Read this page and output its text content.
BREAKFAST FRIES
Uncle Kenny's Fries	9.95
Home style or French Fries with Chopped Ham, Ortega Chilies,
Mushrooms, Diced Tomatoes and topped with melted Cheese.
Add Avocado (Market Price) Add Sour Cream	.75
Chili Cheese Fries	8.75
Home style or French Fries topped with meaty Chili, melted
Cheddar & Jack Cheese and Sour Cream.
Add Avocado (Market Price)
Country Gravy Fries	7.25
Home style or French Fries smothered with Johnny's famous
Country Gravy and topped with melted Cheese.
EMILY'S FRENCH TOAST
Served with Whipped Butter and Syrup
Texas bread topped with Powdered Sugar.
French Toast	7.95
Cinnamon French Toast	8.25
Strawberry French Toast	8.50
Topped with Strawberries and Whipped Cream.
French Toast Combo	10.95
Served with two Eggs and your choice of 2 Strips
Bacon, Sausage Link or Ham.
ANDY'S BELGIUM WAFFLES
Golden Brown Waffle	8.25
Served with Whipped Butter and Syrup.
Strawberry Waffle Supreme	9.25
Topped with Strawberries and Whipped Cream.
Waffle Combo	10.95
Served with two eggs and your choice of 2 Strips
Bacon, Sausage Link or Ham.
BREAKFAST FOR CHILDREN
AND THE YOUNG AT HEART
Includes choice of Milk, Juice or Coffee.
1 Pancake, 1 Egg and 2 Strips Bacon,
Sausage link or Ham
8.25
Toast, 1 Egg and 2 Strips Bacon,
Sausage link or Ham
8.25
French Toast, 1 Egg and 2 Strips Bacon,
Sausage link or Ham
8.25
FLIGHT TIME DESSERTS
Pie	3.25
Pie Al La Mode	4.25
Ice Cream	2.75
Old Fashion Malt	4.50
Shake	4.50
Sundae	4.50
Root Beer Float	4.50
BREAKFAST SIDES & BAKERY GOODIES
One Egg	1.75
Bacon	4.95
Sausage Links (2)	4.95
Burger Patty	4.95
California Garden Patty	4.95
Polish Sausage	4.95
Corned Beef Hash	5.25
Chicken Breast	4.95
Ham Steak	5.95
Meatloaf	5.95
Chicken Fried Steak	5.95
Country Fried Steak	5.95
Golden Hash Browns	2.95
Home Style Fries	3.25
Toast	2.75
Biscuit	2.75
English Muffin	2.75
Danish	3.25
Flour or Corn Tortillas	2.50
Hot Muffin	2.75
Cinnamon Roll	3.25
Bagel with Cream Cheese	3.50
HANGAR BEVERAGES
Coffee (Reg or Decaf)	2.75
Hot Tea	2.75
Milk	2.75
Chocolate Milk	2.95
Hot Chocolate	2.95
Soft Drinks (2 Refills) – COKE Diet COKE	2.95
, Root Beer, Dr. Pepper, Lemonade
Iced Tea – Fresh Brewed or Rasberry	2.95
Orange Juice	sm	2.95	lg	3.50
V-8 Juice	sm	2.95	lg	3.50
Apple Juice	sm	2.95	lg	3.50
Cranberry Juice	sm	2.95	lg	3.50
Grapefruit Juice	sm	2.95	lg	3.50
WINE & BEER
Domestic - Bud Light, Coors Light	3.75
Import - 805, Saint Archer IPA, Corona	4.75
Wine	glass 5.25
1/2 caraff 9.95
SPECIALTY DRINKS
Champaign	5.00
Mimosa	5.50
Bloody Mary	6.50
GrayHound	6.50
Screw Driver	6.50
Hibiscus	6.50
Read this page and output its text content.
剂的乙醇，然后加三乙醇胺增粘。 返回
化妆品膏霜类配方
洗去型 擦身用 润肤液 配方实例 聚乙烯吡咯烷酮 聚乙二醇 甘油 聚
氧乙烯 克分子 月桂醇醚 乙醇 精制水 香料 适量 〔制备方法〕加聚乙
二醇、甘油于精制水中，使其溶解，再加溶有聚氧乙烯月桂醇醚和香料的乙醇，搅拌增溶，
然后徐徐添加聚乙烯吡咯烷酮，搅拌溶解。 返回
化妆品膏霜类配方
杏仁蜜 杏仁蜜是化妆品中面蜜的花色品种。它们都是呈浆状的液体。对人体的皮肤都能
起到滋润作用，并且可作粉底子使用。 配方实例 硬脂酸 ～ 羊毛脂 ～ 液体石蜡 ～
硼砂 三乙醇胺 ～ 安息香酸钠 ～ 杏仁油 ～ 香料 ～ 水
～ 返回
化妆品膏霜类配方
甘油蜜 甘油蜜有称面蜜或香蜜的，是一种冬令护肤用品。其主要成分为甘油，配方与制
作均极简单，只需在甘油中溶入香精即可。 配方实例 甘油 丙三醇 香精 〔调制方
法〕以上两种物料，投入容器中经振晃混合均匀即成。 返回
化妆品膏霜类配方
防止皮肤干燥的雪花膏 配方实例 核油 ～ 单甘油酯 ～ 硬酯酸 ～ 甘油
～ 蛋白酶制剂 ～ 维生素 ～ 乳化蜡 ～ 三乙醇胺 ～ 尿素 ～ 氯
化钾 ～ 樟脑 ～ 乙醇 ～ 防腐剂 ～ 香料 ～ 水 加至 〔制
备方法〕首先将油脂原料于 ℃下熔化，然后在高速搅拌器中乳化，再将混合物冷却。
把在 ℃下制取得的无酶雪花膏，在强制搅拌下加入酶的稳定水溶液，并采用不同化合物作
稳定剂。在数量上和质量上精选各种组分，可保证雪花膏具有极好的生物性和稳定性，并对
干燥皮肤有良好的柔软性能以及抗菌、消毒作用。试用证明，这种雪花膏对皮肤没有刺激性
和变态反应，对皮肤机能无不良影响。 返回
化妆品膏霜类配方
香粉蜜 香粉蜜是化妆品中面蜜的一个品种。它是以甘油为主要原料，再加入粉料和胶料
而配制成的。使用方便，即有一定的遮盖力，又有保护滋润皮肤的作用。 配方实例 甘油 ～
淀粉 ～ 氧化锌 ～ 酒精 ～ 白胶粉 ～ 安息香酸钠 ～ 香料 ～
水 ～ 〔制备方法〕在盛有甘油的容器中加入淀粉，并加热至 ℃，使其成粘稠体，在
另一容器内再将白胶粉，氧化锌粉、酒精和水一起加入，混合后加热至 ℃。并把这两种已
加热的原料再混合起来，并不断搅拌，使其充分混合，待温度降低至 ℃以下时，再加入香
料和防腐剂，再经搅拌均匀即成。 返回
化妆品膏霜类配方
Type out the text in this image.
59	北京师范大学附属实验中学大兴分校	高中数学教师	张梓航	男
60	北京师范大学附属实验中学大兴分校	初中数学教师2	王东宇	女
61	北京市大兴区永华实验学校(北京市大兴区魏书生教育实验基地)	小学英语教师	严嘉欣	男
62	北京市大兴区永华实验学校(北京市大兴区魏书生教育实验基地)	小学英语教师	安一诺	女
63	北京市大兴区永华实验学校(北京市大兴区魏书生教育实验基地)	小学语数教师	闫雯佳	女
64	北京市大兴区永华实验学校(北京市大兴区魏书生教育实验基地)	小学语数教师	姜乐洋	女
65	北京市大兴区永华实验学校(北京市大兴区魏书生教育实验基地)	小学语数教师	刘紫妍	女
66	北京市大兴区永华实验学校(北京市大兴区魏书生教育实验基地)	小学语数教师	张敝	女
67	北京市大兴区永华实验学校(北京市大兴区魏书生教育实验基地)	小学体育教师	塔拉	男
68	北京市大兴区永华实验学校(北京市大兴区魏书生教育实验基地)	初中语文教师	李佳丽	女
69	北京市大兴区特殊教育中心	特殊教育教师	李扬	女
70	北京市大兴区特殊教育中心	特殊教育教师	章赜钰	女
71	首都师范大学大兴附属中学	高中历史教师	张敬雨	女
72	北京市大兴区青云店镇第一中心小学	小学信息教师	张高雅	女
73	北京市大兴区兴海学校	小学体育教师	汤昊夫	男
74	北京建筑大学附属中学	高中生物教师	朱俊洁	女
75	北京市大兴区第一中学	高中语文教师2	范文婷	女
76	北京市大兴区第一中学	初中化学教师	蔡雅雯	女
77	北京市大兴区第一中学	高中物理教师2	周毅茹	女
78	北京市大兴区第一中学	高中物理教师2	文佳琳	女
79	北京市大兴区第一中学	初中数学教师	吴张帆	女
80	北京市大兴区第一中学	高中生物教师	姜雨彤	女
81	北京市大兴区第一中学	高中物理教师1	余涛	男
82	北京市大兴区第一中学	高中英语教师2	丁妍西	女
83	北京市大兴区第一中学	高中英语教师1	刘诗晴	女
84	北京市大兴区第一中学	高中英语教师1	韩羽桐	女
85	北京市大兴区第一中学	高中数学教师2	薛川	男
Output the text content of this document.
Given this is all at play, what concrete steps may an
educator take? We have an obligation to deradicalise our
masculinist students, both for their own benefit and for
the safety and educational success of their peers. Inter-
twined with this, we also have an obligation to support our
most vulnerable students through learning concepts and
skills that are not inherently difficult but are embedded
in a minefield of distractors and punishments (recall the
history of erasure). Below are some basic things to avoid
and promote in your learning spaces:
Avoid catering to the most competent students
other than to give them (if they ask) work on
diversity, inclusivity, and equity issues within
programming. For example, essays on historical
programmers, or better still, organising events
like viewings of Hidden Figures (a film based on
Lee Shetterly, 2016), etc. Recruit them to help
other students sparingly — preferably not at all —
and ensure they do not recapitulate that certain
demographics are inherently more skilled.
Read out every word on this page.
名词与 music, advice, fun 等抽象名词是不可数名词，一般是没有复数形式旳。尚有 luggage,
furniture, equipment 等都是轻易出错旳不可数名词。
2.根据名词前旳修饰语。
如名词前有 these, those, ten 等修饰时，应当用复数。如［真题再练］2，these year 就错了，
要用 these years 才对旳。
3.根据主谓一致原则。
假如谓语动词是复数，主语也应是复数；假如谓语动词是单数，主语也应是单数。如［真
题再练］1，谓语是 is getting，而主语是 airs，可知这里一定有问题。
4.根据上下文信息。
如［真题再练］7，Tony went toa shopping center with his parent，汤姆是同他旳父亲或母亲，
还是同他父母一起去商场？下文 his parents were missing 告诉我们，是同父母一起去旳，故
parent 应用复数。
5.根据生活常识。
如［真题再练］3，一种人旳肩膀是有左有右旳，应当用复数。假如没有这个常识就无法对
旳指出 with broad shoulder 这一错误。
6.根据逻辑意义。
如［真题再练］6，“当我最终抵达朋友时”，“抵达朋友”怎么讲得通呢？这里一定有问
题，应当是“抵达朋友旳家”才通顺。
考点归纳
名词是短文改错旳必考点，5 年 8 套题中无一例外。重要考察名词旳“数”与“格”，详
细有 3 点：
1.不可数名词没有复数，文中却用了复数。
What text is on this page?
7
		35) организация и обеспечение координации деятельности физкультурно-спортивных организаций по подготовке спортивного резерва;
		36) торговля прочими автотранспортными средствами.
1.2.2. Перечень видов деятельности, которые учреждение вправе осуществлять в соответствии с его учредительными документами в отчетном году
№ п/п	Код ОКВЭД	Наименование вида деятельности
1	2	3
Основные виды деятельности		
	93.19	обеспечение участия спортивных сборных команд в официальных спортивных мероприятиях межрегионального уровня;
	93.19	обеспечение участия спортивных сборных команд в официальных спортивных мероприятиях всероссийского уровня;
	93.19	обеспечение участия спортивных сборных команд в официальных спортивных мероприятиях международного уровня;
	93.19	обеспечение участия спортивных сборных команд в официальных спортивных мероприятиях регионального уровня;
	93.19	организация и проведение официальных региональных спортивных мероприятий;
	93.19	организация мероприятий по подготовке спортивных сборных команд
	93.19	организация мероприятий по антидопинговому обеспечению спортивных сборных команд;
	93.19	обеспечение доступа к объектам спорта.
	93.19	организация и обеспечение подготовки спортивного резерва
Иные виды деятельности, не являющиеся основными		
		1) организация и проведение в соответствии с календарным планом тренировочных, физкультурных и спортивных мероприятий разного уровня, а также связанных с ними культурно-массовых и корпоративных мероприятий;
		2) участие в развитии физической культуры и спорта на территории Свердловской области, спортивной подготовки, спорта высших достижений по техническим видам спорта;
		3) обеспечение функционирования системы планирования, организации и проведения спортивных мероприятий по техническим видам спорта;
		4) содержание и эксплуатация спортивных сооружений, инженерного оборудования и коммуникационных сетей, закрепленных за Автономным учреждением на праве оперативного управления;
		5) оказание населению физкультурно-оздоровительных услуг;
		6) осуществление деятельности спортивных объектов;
+--
WHAT IS BEING ASKED: Among the lines of the data, identify those with the word "Chicken". Copy each of them.

EXERCISE OUTPUT:
Chicken Breast	4.95
Chicken Fried Steak	5.95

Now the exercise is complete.